# TASK BRIEF:
All records should be reproduced verbatim.

Items from a dataset
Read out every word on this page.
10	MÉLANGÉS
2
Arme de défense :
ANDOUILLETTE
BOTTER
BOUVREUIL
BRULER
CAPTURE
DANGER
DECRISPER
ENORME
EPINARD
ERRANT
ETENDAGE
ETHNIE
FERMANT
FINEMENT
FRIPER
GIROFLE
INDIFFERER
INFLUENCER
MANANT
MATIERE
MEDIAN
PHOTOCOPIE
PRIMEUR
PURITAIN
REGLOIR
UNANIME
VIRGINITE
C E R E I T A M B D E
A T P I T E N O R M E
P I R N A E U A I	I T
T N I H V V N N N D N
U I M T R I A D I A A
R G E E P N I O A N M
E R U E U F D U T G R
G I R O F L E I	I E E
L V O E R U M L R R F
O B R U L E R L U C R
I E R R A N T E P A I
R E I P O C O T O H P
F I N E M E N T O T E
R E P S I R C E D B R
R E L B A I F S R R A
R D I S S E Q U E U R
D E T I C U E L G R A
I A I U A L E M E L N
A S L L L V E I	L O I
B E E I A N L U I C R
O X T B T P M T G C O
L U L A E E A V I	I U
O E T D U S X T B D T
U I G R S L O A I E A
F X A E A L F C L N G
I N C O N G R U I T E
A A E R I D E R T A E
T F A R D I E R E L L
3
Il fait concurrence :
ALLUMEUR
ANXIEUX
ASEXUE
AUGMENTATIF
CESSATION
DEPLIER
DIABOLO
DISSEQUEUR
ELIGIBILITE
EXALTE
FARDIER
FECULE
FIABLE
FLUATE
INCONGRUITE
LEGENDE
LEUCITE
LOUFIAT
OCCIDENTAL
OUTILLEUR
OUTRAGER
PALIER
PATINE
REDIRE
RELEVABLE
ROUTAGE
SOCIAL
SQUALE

# CORRECT OUTPUT:
Read out every word on this page.
10	MÉLANGÉS
2
Arme de défense :
ANDOUILLETTE
BOTTER
BOUVREUIL
BRULER
CAPTURE
DANGER
DECRISPER
ENORME
EPINARD
ERRANT
ETENDAGE
ETHNIE
FERMANT
FINEMENT
FRIPER
GIROFLE
INDIFFERER
INFLUENCER
MANANT
MATIERE
MEDIAN
PHOTOCOPIE
PRIMEUR
PURITAIN
REGLOIR
UNANIME
VIRGINITE
C E R E I T A M B D E
A T P I T E N O R M E
P I R N A E U A I	I T
T N I H V V N N N D N
U I M T R I A D I A A
R G E E P N I O A N M
E R U E U F D U T G R
G I R O F L E I	I E E
L V O E R U M L R R F
O B R U L E R L U C R
I E R R A N T E P A I
R E I P O C O T O H P
F I N E M E N T O T E
R E P S I R C E D B R
R E L B A I F S R R A
R D I S S E Q U E U R
D E T I C U E L G R A
I A I U A L E M E L N
A S L L L V E I	L O I
B E E I A N L U I C R
O X T B T P M T G C O
L U L A E E A V I	I U
O E T D U S X T B D T
U I G R S L O A I E A
F X A E A L F C L N G
I N C O N G R U I T E
A A E R I D E R T A E
T F A R D I E R E L L
3
Il fait concurrence :
ALLUMEUR
ANXIEUX
ASEXUE
AUGMENTATIF
CESSATION
DEPLIER
DIABOLO
DISSEQUEUR
ELIGIBILITE
EXALTE
FARDIER
FECULE
FIABLE
FLUATE
INCONGRUITE
LEGENDE
LEUCITE
LOUFIAT
OCCIDENTAL
OUTILLEUR
OUTRAGER
PALIER
PATINE
REDIRE
RELEVABLE
ROUTAGE
SOCIAL
SQUALE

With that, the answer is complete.